TASK REQUIREMENTS: Return each line of the records with nothing changed, pictures excepted.

(Figure content listings)
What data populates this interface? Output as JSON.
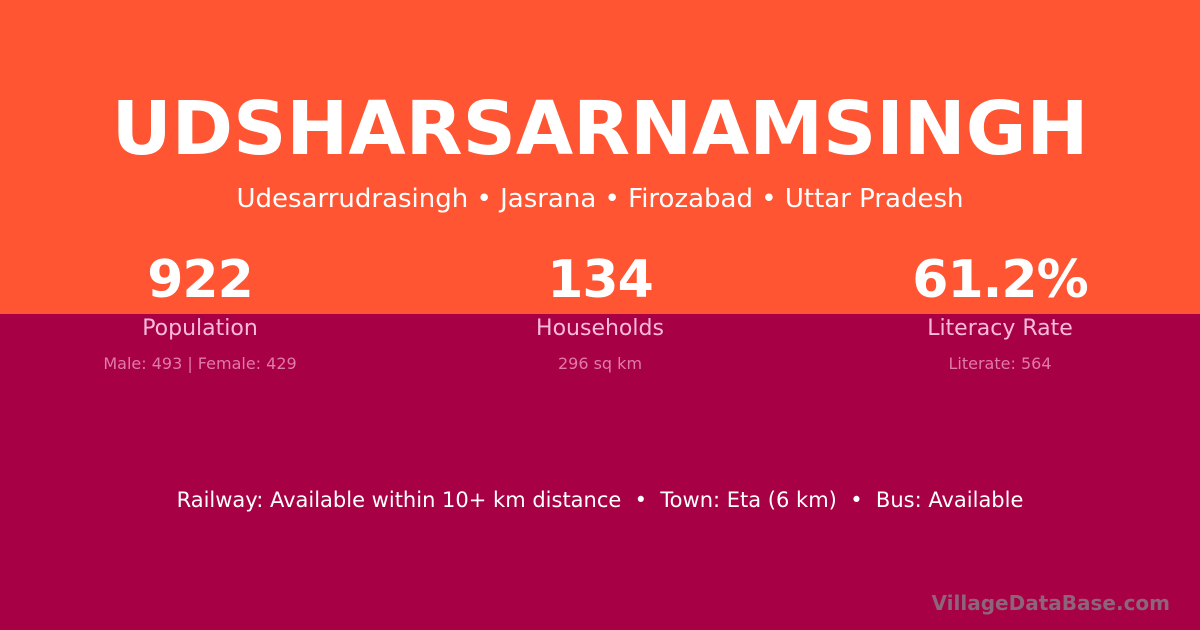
{
  "colors": {
    "top": "#FF5533",
    "bottom": "#A80044"
  },
  "title": "UDSHARSARNAMSINGH",
  "subtitle": "Udesarrudrasingh • Jasrana • Firozabad • Uttar Pradesh",
  "stats": [
    {
      "value": "922",
      "label": "Population",
      "sub": "Male: 493 | Female: 429"
    },
    {
      "value": "134",
      "label": "Households",
      "sub": "296 sq km"
    },
    {
      "value": "61.2%",
      "label": "Literacy Rate",
      "sub": "Literate: 564"
    }
  ],
  "info": "Railway: Available within 10+ km distance  •  Town: Eta (6 km)  •  Bus: Available",
  "brand": "VillageDataBase.com"
}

FINAL RESULT:
What data populates this interface? Output as JSON.
{
  "colors": {
    "top": "#FF5533",
    "bottom": "#A80044"
  },
  "title": "UDSHARSARNAMSINGH",
  "subtitle": "Udesarrudrasingh • Jasrana • Firozabad • Uttar Pradesh",
  "stats": [
    {
      "value": "922",
      "label": "Population",
      "sub": "Male: 493 | Female: 429"
    },
    {
      "value": "134",
      "label": "Households",
      "sub": "296 sq km"
    },
    {
      "value": "61.2%",
      "label": "Literacy Rate",
      "sub": "Literate: 564"
    }
  ],
  "info": "Railway: Available within 10+ km distance  •  Town: Eta (6 km)  •  Bus: Available",
  "brand": "VillageDataBase.com"
}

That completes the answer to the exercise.